* [What you need to do]:
Copy out the listing in full, exactly as written, but not its pictures.

::::::::

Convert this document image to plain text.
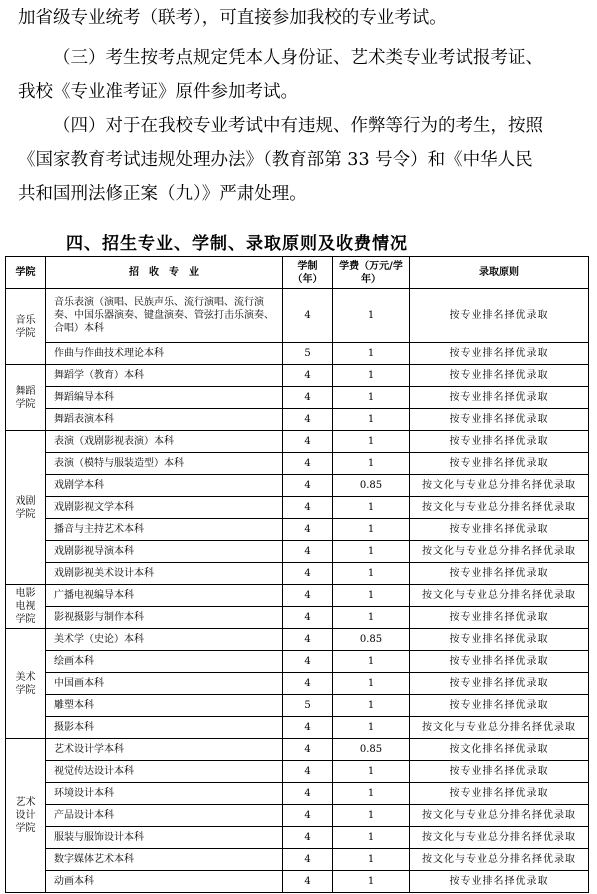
加省级专业统考（联考），可直接参加我校的专业考试。

（三）考生按考点规定凭本人身份证、艺术类专业考试报考证、

我校《专业准考证》原件参加考试。

（四）对于在我校专业考试中有违规、作弊等行为的考生，按照

《国家教育考试违规处理办法》（教育部第 33 号令）和《中华人民

共和国刑法修正案（九）》严肃处理。

四、招生专业、学制、录取原则及收费情况
学院	招　收　专　业	学制（年）	学费（万元/学年）	录取原则
音乐学院	音乐表演（演唱、民族声乐、流行演唱、流行演奏、中国乐器演奏、键盘演奏、管弦打击乐演奏、合唱）本科	4	1	按专业排名择优录取
	作曲与作曲技术理论本科	5	1	按专业排名择优录取
舞蹈学院	舞蹈学（教育）本科	4	1	按专业排名择优录取
	舞蹈编导本科	4	1	按专业排名择优录取
	舞蹈表演本科	4	1	按专业排名择优录取
戏剧学院	表演（戏剧影视表演）本科	4	1	按专业排名择优录取
	表演（模特与服装造型）本科	4	1	按专业排名择优录取
	戏剧学本科	4	0.85	按文化与专业总分排名择优录取
	戏剧影视文学本科	4	1	按文化与专业总分排名择优录取
	播音与主持艺术本科	4	1	按专业排名择优录取
	戏剧影视导演本科	4	1	按文化与专业总分排名择优录取
	戏剧影视美术设计本科	4	1	按专业排名择优录取
电影电视学院	广播电视编导本科	4	1	按文化与专业总分排名择优录取
	影视摄影与制作本科	4	1	按专业排名择优录取
美术学院	美术学（史论）本科	4	0.85	按专业排名择优录取
	绘画本科	4	1	按专业排名择优录取
	中国画本科	4	1	按专业排名择优录取
	雕塑本科	5	1	按专业排名择优录取
	摄影本科	4	1	按文化与专业总分排名择优录取
艺术设计学院	艺术设计学本科	4	0.85	按文化排名择优录取
	视觉传达设计本科	4	1	按专业排名择优录取
	环境设计本科	4	1	按专业排名择优录取
	产品设计本科	4	1	按文化与专业总分排名择优录取
	服装与服饰设计本科	4	1	按文化与专业总分排名择优录取
	数字媒体艺术本科	4	1	按文化与专业总分排名择优录取
	动画本科	4	1	按专业排名择优录取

::::::::

* [Answer in full]:
Convert this document image to plain text.
加省级专业统考（联考），可直接参加我校的专业考试。

（三）考生按考点规定凭本人身份证、艺术类专业考试报考证、

我校《专业准考证》原件参加考试。

（四）对于在我校专业考试中有违规、作弊等行为的考生，按照

《国家教育考试违规处理办法》（教育部第 33 号令）和《中华人民

共和国刑法修正案（九）》严肃处理。

四、招生专业、学制、录取原则及收费情况
学院	招　收　专　业	学制（年）	学费（万元/学年）	录取原则
音乐学院	音乐表演（演唱、民族声乐、流行演唱、流行演奏、中国乐器演奏、键盘演奏、管弦打击乐演奏、合唱）本科	4	1	按专业排名择优录取
	作曲与作曲技术理论本科	5	1	按专业排名择优录取
舞蹈学院	舞蹈学（教育）本科	4	1	按专业排名择优录取
	舞蹈编导本科	4	1	按专业排名择优录取
	舞蹈表演本科	4	1	按专业排名择优录取
戏剧学院	表演（戏剧影视表演）本科	4	1	按专业排名择优录取
	表演（模特与服装造型）本科	4	1	按专业排名择优录取
	戏剧学本科	4	0.85	按文化与专业总分排名择优录取
	戏剧影视文学本科	4	1	按文化与专业总分排名择优录取
	播音与主持艺术本科	4	1	按专业排名择优录取
	戏剧影视导演本科	4	1	按文化与专业总分排名择优录取
	戏剧影视美术设计本科	4	1	按专业排名择优录取
电影电视学院	广播电视编导本科	4	1	按文化与专业总分排名择优录取
	影视摄影与制作本科	4	1	按专业排名择优录取
美术学院	美术学（史论）本科	4	0.85	按专业排名择优录取
	绘画本科	4	1	按专业排名择优录取
	中国画本科	4	1	按专业排名择优录取
	雕塑本科	5	1	按专业排名择优录取
	摄影本科	4	1	按文化与专业总分排名择优录取
艺术设计学院	艺术设计学本科	4	0.85	按文化排名择优录取
	视觉传达设计本科	4	1	按专业排名择优录取
	环境设计本科	4	1	按专业排名择优录取
	产品设计本科	4	1	按文化与专业总分排名择优录取
	服装与服饰设计本科	4	1	按文化与专业总分排名择优录取
	数字媒体艺术本科	4	1	按文化与专业总分排名择优录取
	动画本科	4	1	按专业排名择优录取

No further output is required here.